Every line that includes the word "Compounds" is to be listed.

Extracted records
##############################
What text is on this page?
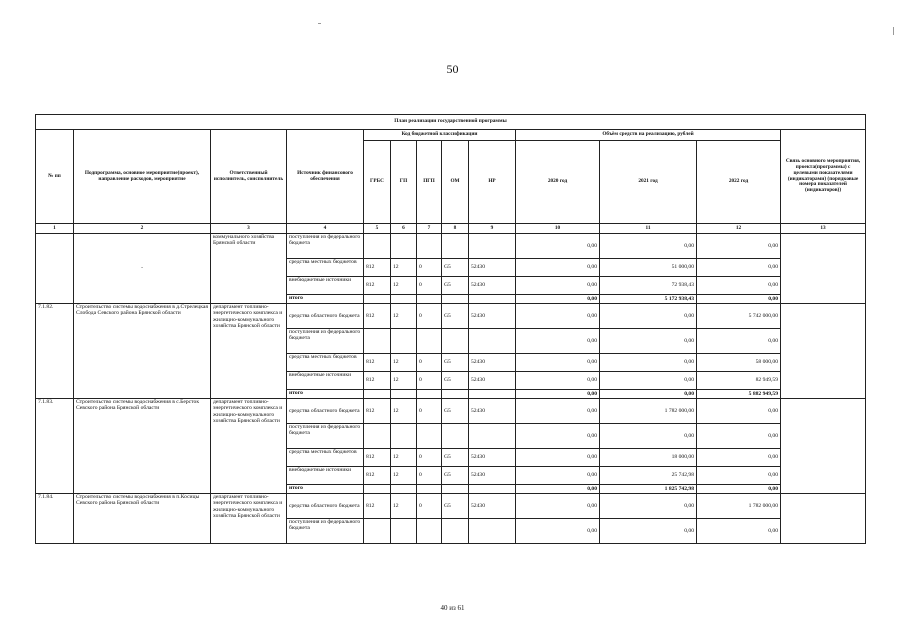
50
План реализации государственной программы												
№ пп	Подпрограмма, основное мероприятие(проект), направление расходов, мероприятие	Ответственный исполнитель, соисполнитель	Источник финансового обеспечения	Код бюджетной классификации					Объём средств на реализацию, рублей			Связь основного мероприятия, проекта(программы) с целевыми показателями (индикаторами) (порядковые номера показателей (индикаторов))
				ГРБС	ГП	ПГП	ОМ	НР	2020 год	2021 год	2022 год	
1	2	3	4	5	6	7	8	9	10	11	12	13
	-	коммунального хозяйства Брянской области	поступления из федерального бюджета						0,00	0,00	0,00	
			средства местных бюджетов	812	12	0	G5	52430	0,00	51 000,00	0,00	
			внебюджетные источники	812	12	0	G5	52430	0,00	72 938,43	0,00	
			итого						0,00	5 172 938,43	0,00	
7.1.82.	Строительство системы водоснабжения в д.Стрелецкая Слобода Севского района Брянской области	департамент топливно-энергетического комплекса и жилищно-коммунального хозяйства Брянской области	средства областного бюджета	812	12	0	G5	52430	0,00	0,00	5 742 000,00	
			поступления из федерального бюджета						0,00	0,00	0,00	
			средства местных бюджетов	812	12	0	G5	52430	0,00	0,00	58 000,00	
			внебюджетные источники	812	12	0	G5	52430	0,00	0,00	82 949,59	
			итого						0,00	0,00	5 882 949,59	
7.1.83.	Строительство системы водоснабжения в с.Берсток Севского района Брянской области	департамент топливно-энергетического комплекса и жилищно-коммунального хозяйства Брянской области	средства областного бюджета	812	12	0	G5	52430	0,00	1 782 000,00	0,00	
			поступления из федерального бюджета						0,00	0,00	0,00	
			средства местных бюджетов	812	12	0	G5	52430	0,00	18 000,00	0,00	
			внебюджетные источники	812	12	0	G5	52430	0,00	25 742,98	0,00	
			итого						0,00	1 825 742,98	0,00	
7.1.84.	Строительство системы водоснабжения в п.Косицы Севского района Брянской области	департамент топливно-энергетического комплекса и жилищно-коммунального хозяйства Брянской области	средства областного бюджета	812	12	0	G5	52430	0,00	0,00	1 782 000,00	
			поступления из федерального бюджета						0,00	0,00	0,00	
40 из 61
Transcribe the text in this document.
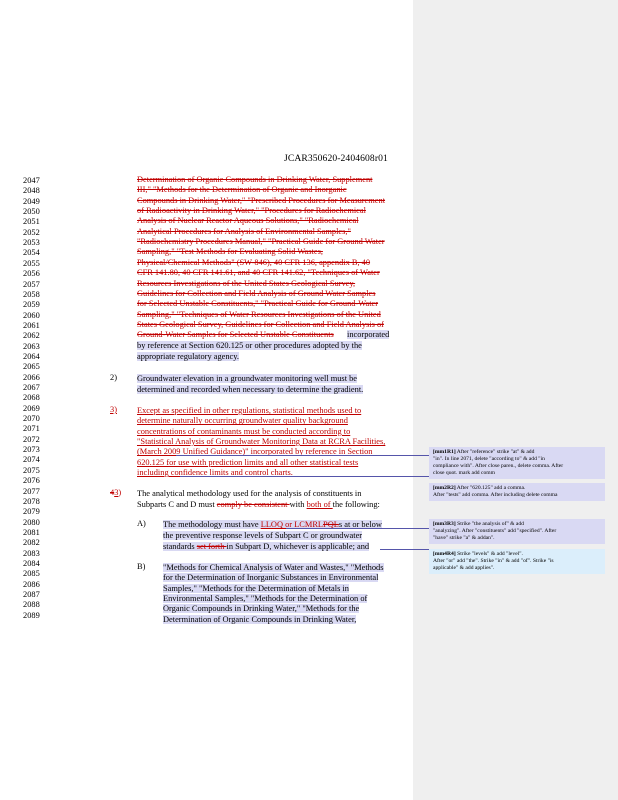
JCAR350620-2404608r01
2047
2048
2049
2050
2051
2052
2053
2054
2055
2056
2057
2058
2059
2060
2061
2062
2063
2064
2065
2066
2067
2068
2069
2070
2071
2072
2073
2074
2075
2076
2077
2078
2079
2080
2081
2082
2083
2084
2085
2086
2087
2088
2089
Determination of Organic Compounds in Drinking Water, Supplement
III," "Methods for the Determination of Organic and Inorganic
Compounds in Drinking Water," "Prescribed Procedures for Measurement
of Radioactivity in Drinking Water," "Procedures for Radiochemical
Analysis of Nuclear Reactor Aqueous Solutions," "Radiochemical
Analytical Procedures for Analysis of Environmental Samples,"
"Radiochemistry Procedures Manual," "Practical Guide for Ground Water
Sampling," "Test Methods for Evaluating Solid Wastes,
Physical/Chemical Methods" (SW-846), 40 CFR 136, appendix B, 40
CFR 141.80, 40 CFR 141.61, and 40 CFR 141.62, "Techniques of Water
Resources Investigations of the United States Geological Survey,
Guidelines for Collection and Field Analysis of Ground Water Samples
for Selected Unstable Constituents," "Practical Guide for Ground-Water
Sampling," "Techniques of Water Resources Investigations of the United
States Geological Survey, Guidelines for Collection and Field Analysis of
Ground-Water Samples for Selected Unstable Constituents incorporated
by reference at Section 620.125 or other procedures adopted by the
appropriate regulatory agency.
2) Groundwater elevation in a groundwater monitoring well must be
determined and recorded when necessary to determine the gradient.
3) Except as specified in other regulations, statistical methods used to
determine naturally occurring groundwater quality background
concentrations of contaminants must be conducted according to
"Statistical Analysis of Groundwater Monitoring Data at RCRA Facilities,
(March 2009 Unified Guidance)" incorporated by reference in Section
620.125 for use with prediction limits and all other statistical tests
including confidence limits and control charts.
43) The analytical methodology used for the analysis of constituents in
Subparts C and D must comply be consistent with both of the following:
A) The methodology must have LLOQ or LCMRLPQLs at or below
the preventive response levels of Subpart C or groundwater
standards set forth in Subpart D, whichever is applicable; and
B) "Methods for Chemical Analysis of Water and Wastes," "Methods
for the Determination of Inorganic Substances in Environmental
Samples," "Methods for the Determination of Metals in
Environmental Samples," "Methods for the Determination of
Organic Compounds in Drinking Water," "Methods for the
Determination of Organic Compounds in Drinking Water,
[mm1R1] After "reference" strike "at" & add
"in". In line 2071, delete "according to" & add "in
compliance with". After close paren., delete comma. After
close quot. mark add comm
[mm2R2] After "620.125" add a comma.
After "tests" add comma. After including delete comma
[mm3R3] Strike "the analysis of" & add
"analyzing". After "constituents" add "specified". After
"have" strike "a" & addan".
[mm4R4] Strike "levels" & add "level".
After "or" add "the". Strike "in" & add "of". Strike "is
applicable" & add applies".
##############################
• [The completed task]
Determination of Organic Compounds in Drinking Water, Supplement
Compounds in Drinking Water," "Prescribed Procedures for Measurement
Organic Compounds in Drinking Water," "Methods for the
Determination of Organic Compounds in Drinking Water,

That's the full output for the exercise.